* **AIM**: Go over the listing below line by line and tally those containing "screenshot". Give only the tally.

* **DATA IN THIS EXERCISE**:
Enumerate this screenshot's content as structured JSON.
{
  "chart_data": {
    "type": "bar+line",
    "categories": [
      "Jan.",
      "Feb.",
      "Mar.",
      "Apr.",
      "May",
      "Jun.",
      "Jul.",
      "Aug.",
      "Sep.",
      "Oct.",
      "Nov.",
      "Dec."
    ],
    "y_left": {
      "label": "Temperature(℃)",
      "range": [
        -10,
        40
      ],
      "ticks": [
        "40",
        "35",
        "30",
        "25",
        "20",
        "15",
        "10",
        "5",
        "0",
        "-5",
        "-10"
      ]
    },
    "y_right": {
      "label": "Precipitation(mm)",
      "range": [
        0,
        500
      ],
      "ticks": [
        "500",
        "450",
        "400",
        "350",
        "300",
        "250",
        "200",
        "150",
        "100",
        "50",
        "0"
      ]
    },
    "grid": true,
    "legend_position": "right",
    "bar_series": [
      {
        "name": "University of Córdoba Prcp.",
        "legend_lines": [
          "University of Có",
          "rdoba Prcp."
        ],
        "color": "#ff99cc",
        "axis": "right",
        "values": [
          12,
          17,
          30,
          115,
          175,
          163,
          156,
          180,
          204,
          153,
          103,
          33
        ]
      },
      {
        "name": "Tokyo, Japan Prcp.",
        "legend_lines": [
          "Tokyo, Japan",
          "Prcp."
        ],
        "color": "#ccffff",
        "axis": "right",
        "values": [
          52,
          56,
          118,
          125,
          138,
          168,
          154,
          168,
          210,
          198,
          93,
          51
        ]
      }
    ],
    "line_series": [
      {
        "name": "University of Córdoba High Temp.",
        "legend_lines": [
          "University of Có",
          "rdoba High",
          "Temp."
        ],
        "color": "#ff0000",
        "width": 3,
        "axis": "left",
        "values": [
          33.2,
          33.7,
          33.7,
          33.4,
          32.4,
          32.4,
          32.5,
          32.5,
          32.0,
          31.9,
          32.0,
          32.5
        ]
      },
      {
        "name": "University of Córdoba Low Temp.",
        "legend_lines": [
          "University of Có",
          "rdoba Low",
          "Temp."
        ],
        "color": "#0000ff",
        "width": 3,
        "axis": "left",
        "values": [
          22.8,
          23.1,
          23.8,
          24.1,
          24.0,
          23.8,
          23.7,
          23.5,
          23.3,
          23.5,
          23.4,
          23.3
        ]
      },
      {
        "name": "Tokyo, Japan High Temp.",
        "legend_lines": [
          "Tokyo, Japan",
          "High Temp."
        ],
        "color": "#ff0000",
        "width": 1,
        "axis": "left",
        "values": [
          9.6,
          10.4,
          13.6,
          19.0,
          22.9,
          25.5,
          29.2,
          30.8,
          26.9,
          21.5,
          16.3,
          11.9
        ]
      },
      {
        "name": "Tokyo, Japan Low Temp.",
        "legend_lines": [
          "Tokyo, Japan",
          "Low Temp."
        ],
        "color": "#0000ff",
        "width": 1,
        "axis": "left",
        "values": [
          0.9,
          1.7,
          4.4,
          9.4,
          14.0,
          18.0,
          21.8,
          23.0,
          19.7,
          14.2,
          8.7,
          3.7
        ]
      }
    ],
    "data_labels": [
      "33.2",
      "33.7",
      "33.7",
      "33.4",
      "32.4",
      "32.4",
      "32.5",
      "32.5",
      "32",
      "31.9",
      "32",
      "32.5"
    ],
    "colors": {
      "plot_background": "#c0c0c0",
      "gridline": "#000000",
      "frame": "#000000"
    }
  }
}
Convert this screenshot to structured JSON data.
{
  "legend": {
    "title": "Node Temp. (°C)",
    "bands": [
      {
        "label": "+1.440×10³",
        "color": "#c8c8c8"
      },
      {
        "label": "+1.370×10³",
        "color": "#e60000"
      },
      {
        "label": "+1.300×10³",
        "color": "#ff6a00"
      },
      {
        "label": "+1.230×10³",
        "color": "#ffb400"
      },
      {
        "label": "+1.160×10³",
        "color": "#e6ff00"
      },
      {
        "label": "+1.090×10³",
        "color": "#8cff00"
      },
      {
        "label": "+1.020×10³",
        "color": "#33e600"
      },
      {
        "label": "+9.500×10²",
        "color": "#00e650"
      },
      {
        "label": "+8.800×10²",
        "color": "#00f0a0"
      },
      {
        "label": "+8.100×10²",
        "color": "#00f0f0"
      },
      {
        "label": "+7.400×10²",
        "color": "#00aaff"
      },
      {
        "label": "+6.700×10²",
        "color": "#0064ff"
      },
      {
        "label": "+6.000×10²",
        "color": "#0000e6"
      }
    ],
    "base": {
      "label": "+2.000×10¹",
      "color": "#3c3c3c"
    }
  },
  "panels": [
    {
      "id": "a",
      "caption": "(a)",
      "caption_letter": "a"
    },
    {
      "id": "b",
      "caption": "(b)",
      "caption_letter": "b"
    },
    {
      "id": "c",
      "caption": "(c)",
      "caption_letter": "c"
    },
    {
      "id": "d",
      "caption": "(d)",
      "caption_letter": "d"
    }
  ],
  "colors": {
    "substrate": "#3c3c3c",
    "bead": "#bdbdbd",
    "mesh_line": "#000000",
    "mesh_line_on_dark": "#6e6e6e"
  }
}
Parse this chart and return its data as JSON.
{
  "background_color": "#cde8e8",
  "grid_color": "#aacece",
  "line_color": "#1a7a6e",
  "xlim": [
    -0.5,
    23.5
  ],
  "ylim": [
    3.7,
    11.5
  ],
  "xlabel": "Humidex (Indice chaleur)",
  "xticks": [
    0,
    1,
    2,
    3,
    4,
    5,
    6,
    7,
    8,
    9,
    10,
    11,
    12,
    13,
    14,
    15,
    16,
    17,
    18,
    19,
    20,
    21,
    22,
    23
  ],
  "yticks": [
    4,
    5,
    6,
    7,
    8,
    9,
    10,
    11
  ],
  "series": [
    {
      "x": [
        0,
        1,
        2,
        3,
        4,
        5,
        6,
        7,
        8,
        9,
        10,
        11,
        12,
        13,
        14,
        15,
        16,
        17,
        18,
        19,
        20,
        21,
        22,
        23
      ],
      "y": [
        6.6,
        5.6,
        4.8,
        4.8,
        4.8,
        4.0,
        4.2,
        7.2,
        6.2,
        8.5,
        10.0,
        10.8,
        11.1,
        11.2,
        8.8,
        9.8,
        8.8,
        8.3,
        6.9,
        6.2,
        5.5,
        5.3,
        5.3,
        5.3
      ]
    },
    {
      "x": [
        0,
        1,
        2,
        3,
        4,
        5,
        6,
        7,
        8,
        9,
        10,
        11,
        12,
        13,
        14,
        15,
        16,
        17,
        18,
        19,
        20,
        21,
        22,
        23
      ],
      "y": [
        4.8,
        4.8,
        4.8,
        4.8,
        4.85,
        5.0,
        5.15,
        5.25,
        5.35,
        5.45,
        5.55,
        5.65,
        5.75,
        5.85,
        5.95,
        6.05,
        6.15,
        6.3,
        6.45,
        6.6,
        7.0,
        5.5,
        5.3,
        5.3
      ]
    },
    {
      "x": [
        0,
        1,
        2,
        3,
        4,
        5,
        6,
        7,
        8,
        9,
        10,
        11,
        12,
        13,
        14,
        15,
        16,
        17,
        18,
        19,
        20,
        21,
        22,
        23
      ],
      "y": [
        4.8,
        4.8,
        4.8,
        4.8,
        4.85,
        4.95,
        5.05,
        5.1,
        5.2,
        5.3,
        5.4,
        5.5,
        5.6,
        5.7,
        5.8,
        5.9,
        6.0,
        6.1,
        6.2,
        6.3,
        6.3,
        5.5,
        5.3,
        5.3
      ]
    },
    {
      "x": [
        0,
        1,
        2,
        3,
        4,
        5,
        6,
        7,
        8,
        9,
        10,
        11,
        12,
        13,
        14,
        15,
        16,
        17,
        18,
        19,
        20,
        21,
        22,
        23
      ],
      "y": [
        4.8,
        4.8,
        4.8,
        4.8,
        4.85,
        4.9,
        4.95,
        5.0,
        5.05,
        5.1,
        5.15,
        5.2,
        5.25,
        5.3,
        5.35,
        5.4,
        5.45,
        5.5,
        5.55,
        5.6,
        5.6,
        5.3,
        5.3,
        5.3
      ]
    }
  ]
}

* **OUTPUT FOR THIS EXERCISE**: 2